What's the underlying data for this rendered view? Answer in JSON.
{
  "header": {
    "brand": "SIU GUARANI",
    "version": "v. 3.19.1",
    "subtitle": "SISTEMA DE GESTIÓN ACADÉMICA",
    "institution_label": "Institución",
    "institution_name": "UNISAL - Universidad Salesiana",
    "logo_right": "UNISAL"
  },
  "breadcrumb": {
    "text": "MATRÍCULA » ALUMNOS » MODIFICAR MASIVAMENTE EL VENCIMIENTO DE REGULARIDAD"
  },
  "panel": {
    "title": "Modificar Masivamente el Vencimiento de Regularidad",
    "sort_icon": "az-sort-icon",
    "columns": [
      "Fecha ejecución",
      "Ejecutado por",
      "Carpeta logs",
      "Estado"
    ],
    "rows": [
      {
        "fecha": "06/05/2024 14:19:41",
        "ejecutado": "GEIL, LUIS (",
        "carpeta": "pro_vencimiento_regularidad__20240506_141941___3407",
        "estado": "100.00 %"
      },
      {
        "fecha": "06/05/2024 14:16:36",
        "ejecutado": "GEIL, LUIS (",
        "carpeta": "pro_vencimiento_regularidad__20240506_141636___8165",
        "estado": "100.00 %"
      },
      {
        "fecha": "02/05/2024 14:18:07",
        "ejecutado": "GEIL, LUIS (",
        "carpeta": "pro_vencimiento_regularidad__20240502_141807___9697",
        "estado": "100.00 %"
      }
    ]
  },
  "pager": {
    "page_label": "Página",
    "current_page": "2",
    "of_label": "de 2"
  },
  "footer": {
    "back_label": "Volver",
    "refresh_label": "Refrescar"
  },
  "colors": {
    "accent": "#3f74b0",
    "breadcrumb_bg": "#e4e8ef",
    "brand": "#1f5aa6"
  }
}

++++++

Write out the entries above word for word.

What's the underlying data for this rendered view? Answer in JSON.
{
  "header": {
    "brand": "SIU GUARANI",
    "version": "v. 3.19.1",
    "subtitle": "SISTEMA DE GESTIÓN ACADÉMICA",
    "institution_label": "Institución",
    "institution_name": "UNISAL - Universidad Salesiana",
    "logo_right": "UNISAL"
  },
  "breadcrumb": {
    "text": "MATRÍCULA » ALUMNOS » MODIFICAR MASIVAMENTE EL VENCIMIENTO DE REGULARIDAD"
  },
  "panel": {
    "title": "Modificar Masivamente el Vencimiento de Regularidad",
    "sort_icon": "az-sort-icon",
    "columns": [
      "Fecha ejecución",
      "Ejecutado por",
      "Carpeta logs",
      "Estado"
    ],
    "rows": [
      {
        "fecha": "06/05/2024 14:19:41",
        "ejecutado": "GEIL, LUIS (",
        "carpeta": "pro_vencimiento_regularidad__20240506_141941___3407",
        "estado": "100.00 %"
      },
      {
        "fecha": "06/05/2024 14:16:36",
        "ejecutado": "GEIL, LUIS (",
        "carpeta": "pro_vencimiento_regularidad__20240506_141636___8165",
        "estado": "100.00 %"
      },
      {
        "fecha": "02/05/2024 14:18:07",
        "ejecutado": "GEIL, LUIS (",
        "carpeta": "pro_vencimiento_regularidad__20240502_141807___9697",
        "estado": "100.00 %"
      }
    ]
  },
  "pager": {
    "page_label": "Página",
    "current_page": "2",
    "of_label": "de 2"
  },
  "footer": {
    "back_label": "Volver",
    "refresh_label": "Refrescar"
  },
  "colors": {
    "accent": "#3f74b0",
    "breadcrumb_bg": "#e4e8ef",
    "brand": "#1f5aa6"
  }
}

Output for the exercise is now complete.